__Written instruction__
Both the line containing "Output the text content of this document." and the last line of the listing are included: write out exactly the lines from one to the other.

──────── Records for the task ────────

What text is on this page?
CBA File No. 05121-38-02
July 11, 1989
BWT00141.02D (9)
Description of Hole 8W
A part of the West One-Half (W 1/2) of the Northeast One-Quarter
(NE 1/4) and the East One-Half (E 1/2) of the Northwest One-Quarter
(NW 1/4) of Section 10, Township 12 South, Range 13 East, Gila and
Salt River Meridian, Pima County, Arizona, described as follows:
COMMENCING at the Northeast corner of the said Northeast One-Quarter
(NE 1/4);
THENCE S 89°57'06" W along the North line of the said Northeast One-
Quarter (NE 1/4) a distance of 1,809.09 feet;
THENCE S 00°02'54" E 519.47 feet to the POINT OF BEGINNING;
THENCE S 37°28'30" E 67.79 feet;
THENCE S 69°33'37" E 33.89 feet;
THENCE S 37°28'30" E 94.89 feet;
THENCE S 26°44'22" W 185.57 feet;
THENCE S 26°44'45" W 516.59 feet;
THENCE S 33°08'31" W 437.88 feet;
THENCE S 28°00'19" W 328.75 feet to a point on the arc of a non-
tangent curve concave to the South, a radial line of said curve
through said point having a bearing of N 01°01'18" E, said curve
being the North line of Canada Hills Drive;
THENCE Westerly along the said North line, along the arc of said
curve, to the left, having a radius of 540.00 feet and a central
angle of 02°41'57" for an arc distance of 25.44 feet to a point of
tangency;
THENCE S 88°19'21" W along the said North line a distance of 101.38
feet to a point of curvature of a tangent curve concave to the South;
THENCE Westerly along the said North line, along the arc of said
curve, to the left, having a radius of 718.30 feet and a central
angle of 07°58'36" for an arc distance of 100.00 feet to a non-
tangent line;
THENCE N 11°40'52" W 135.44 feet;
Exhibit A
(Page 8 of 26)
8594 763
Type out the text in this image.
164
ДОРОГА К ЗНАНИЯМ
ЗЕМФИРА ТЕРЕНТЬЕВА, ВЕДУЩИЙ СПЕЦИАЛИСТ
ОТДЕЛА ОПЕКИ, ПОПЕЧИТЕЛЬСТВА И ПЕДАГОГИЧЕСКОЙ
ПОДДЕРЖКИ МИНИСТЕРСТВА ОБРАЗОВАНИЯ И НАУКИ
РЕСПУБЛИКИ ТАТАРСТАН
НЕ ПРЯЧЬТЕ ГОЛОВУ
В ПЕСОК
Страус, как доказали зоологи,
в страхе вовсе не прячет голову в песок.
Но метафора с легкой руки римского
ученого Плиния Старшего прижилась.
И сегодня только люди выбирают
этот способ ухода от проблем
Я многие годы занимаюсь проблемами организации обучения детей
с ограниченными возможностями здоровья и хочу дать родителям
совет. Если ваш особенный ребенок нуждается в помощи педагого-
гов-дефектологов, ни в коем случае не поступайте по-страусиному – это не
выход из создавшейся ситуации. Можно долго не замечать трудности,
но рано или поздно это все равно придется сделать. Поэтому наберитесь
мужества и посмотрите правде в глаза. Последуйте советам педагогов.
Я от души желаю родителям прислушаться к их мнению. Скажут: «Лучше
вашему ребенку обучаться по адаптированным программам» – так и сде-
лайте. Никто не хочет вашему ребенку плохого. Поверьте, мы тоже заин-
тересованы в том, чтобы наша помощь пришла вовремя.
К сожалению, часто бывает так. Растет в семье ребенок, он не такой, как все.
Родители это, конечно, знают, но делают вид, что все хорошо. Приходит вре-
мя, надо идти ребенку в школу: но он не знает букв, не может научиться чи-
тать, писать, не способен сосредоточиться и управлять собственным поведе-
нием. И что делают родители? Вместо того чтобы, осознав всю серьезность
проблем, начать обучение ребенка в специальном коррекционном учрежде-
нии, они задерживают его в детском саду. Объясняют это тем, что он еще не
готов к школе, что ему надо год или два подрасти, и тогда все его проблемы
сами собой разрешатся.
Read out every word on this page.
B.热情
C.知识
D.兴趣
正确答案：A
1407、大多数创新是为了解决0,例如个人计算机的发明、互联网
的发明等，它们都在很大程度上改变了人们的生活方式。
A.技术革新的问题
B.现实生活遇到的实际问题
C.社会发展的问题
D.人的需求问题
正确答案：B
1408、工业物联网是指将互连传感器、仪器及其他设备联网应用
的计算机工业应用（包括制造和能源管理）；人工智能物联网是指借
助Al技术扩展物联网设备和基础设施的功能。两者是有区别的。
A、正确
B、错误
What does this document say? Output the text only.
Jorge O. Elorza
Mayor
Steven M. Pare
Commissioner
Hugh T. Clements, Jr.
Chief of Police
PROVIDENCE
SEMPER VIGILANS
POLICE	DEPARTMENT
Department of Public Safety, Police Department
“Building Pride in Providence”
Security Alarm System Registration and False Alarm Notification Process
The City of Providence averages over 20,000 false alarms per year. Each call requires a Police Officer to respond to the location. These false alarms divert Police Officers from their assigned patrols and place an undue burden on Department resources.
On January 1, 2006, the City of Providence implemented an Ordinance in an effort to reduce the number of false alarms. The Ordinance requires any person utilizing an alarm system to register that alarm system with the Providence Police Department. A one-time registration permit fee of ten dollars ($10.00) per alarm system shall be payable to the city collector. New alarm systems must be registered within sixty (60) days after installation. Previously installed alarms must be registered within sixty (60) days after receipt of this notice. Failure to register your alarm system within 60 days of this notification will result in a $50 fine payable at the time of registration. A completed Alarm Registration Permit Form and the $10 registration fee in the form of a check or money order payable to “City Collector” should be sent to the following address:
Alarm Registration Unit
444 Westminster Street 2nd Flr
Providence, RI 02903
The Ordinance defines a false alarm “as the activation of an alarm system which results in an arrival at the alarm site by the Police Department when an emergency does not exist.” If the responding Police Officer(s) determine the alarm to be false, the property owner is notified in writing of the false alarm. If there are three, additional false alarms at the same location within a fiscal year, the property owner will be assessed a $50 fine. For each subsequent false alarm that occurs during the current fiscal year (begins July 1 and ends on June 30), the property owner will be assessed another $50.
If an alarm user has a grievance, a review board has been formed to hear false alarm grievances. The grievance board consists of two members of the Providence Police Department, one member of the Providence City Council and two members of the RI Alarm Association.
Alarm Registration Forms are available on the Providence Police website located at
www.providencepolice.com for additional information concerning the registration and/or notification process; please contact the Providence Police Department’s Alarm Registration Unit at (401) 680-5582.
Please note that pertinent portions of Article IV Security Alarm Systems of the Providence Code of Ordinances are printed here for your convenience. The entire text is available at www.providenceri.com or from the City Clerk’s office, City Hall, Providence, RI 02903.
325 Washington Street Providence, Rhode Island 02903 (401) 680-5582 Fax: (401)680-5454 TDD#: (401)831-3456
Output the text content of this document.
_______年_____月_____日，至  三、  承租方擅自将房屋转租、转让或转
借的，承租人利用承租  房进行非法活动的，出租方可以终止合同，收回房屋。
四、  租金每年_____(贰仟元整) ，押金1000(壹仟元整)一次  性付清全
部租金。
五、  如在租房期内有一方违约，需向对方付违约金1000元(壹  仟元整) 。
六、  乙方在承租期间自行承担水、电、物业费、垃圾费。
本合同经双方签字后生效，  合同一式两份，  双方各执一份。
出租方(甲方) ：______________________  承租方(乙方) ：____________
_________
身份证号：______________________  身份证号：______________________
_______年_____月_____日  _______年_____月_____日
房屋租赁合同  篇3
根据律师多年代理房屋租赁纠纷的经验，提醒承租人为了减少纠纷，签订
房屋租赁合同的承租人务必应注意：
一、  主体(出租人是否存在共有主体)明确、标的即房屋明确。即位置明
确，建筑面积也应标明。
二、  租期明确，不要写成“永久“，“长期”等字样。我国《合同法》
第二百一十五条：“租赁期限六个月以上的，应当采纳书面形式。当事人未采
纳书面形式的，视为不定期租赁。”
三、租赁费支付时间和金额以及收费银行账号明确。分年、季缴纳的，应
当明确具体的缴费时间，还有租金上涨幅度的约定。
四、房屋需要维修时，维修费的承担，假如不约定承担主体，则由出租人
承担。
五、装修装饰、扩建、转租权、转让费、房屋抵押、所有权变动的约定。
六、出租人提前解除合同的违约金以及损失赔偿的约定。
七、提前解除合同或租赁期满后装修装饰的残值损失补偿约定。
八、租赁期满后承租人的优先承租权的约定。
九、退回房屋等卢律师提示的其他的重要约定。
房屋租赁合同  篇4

────────

__Problem solution__
Output the text content of this document.
_______年_____月_____日，至  三、  承租方擅自将房屋转租、转让或转
借的，承租人利用承租  房进行非法活动的，出租方可以终止合同，收回房屋。
四、  租金每年_____(贰仟元整) ，押金1000(壹仟元整)一次  性付清全
部租金。
五、  如在租房期内有一方违约，需向对方付违约金1000元(壹  仟元整) 。
六、  乙方在承租期间自行承担水、电、物业费、垃圾费。
本合同经双方签字后生效，  合同一式两份，  双方各执一份。
出租方(甲方) ：______________________  承租方(乙方) ：____________
_________
身份证号：______________________  身份证号：______________________
_______年_____月_____日  _______年_____月_____日
房屋租赁合同  篇3
根据律师多年代理房屋租赁纠纷的经验，提醒承租人为了减少纠纷，签订
房屋租赁合同的承租人务必应注意：
一、  主体(出租人是否存在共有主体)明确、标的即房屋明确。即位置明
确，建筑面积也应标明。
二、  租期明确，不要写成“永久“，“长期”等字样。我国《合同法》
第二百一十五条：“租赁期限六个月以上的，应当采纳书面形式。当事人未采
纳书面形式的，视为不定期租赁。”
三、租赁费支付时间和金额以及收费银行账号明确。分年、季缴纳的，应
当明确具体的缴费时间，还有租金上涨幅度的约定。
四、房屋需要维修时，维修费的承担，假如不约定承担主体，则由出租人
承担。
五、装修装饰、扩建、转租权、转让费、房屋抵押、所有权变动的约定。
六、出租人提前解除合同的违约金以及损失赔偿的约定。
七、提前解除合同或租赁期满后装修装饰的残值损失补偿约定。
八、租赁期满后承租人的优先承租权的约定。
九、退回房屋等卢律师提示的其他的重要约定。
房屋租赁合同  篇4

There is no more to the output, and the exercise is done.